▸ REQUIRED WORK
Write out each line exactly as given. Leave the pictures out of your copy.

▸ DATA PROVIDED
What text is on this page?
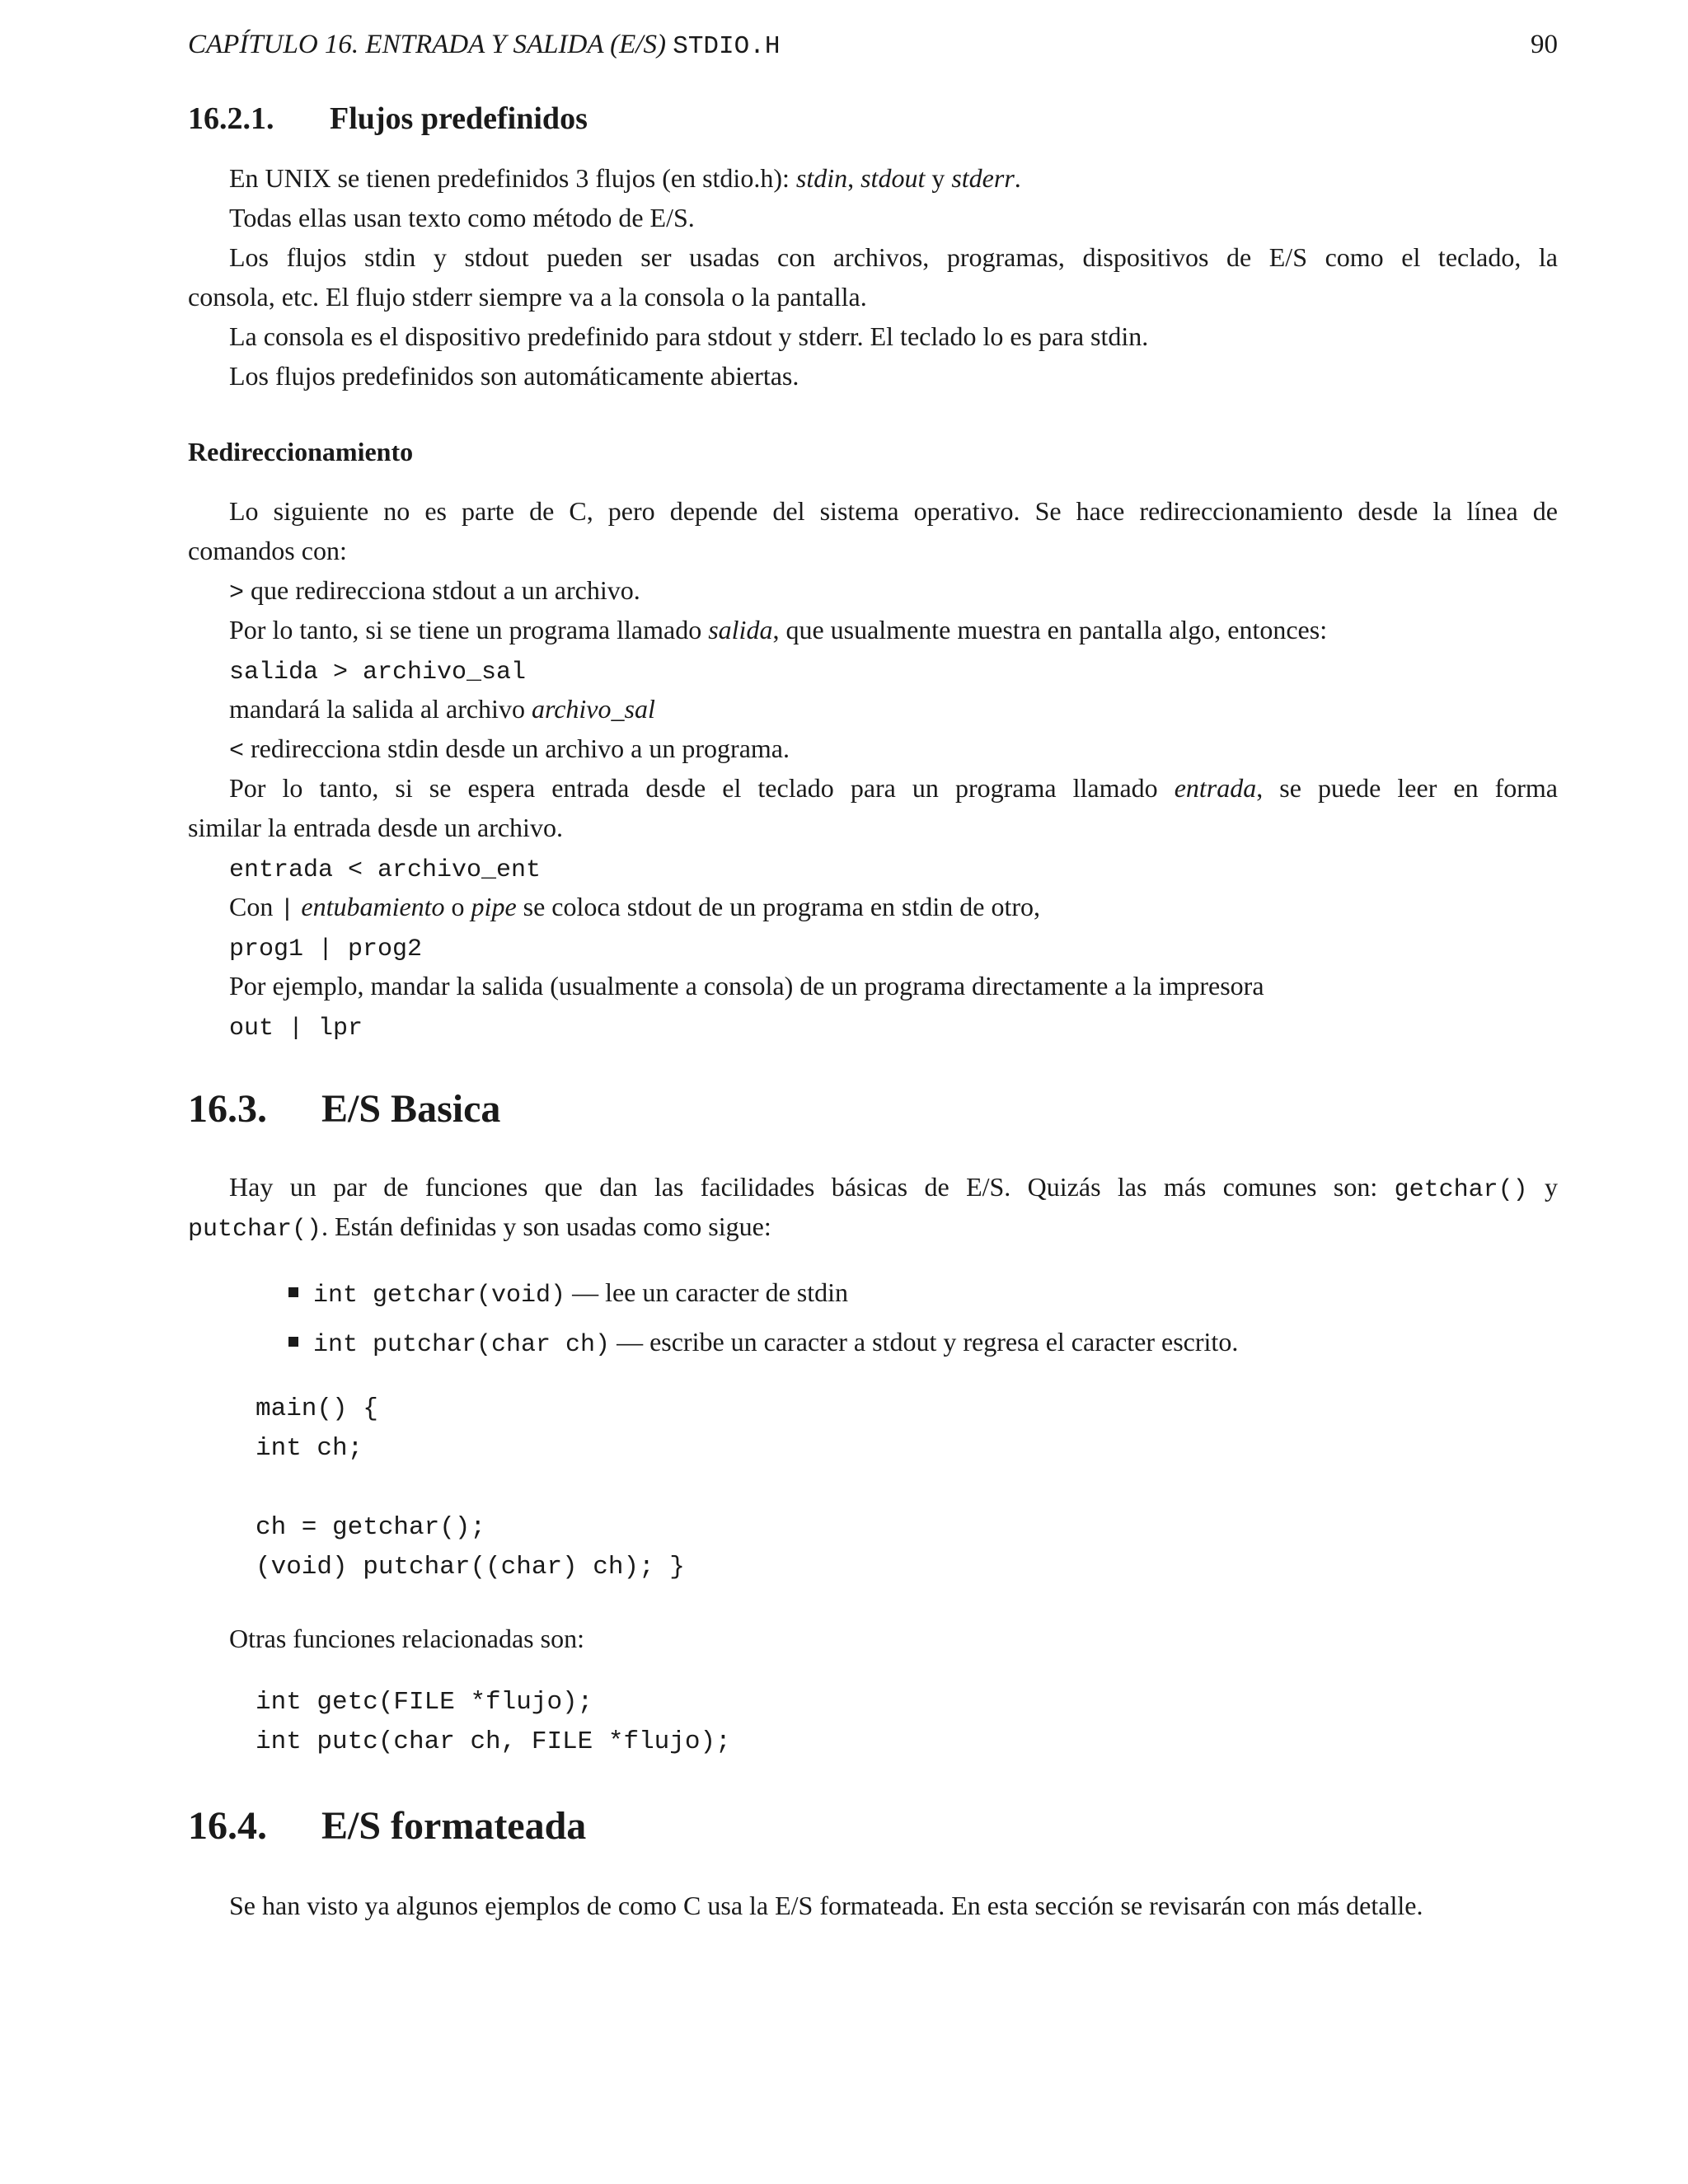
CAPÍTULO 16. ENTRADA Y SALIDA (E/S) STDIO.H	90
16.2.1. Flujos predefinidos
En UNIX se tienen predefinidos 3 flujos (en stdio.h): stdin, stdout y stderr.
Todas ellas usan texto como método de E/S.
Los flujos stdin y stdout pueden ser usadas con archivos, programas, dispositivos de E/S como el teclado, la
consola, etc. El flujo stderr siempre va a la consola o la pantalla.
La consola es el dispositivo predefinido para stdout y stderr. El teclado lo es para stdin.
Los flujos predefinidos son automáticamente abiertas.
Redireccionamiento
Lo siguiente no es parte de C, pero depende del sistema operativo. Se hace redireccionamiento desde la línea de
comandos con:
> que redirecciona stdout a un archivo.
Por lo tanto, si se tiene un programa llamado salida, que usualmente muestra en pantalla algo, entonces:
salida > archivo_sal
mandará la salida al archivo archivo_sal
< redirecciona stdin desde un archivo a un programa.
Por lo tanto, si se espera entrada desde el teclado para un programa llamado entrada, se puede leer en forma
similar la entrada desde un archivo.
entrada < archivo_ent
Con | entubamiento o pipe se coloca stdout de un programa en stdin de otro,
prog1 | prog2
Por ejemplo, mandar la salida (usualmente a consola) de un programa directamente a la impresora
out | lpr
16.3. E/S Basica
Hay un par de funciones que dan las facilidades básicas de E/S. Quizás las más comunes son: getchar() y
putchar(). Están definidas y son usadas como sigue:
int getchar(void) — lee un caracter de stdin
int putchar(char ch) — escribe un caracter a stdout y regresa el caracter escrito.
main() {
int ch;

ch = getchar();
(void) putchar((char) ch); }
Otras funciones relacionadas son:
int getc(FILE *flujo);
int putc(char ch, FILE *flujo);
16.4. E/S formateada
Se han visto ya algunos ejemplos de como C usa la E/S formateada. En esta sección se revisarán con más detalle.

▸ OUTPUT FOR THIS TASK
What text is on this page?
CAPÍTULO 16. ENTRADA Y SALIDA (E/S) STDIO.H	90
16.2.1. Flujos predefinidos
En UNIX se tienen predefinidos 3 flujos (en stdio.h): stdin, stdout y stderr.
Todas ellas usan texto como método de E/S.
Los flujos stdin y stdout pueden ser usadas con archivos, programas, dispositivos de E/S como el teclado, la
consola, etc. El flujo stderr siempre va a la consola o la pantalla.
La consola es el dispositivo predefinido para stdout y stderr. El teclado lo es para stdin.
Los flujos predefinidos son automáticamente abiertas.
Redireccionamiento
Lo siguiente no es parte de C, pero depende del sistema operativo. Se hace redireccionamiento desde la línea de
comandos con:
> que redirecciona stdout a un archivo.
Por lo tanto, si se tiene un programa llamado salida, que usualmente muestra en pantalla algo, entonces:
salida > archivo_sal
mandará la salida al archivo archivo_sal
< redirecciona stdin desde un archivo a un programa.
Por lo tanto, si se espera entrada desde el teclado para un programa llamado entrada, se puede leer en forma
similar la entrada desde un archivo.
entrada < archivo_ent
Con | entubamiento o pipe se coloca stdout de un programa en stdin de otro,
prog1 | prog2
Por ejemplo, mandar la salida (usualmente a consola) de un programa directamente a la impresora
out | lpr
16.3. E/S Basica
Hay un par de funciones que dan las facilidades básicas de E/S. Quizás las más comunes son: getchar() y
putchar(). Están definidas y son usadas como sigue:
int getchar(void) — lee un caracter de stdin
int putchar(char ch) — escribe un caracter a stdout y regresa el caracter escrito.
main() {
int ch;

ch = getchar();
(void) putchar((char) ch); }
Otras funciones relacionadas son:
int getc(FILE *flujo);
int putc(char ch, FILE *flujo);
16.4. E/S formateada
Se han visto ya algunos ejemplos de como C usa la E/S formateada. En esta sección se revisarán con más detalle.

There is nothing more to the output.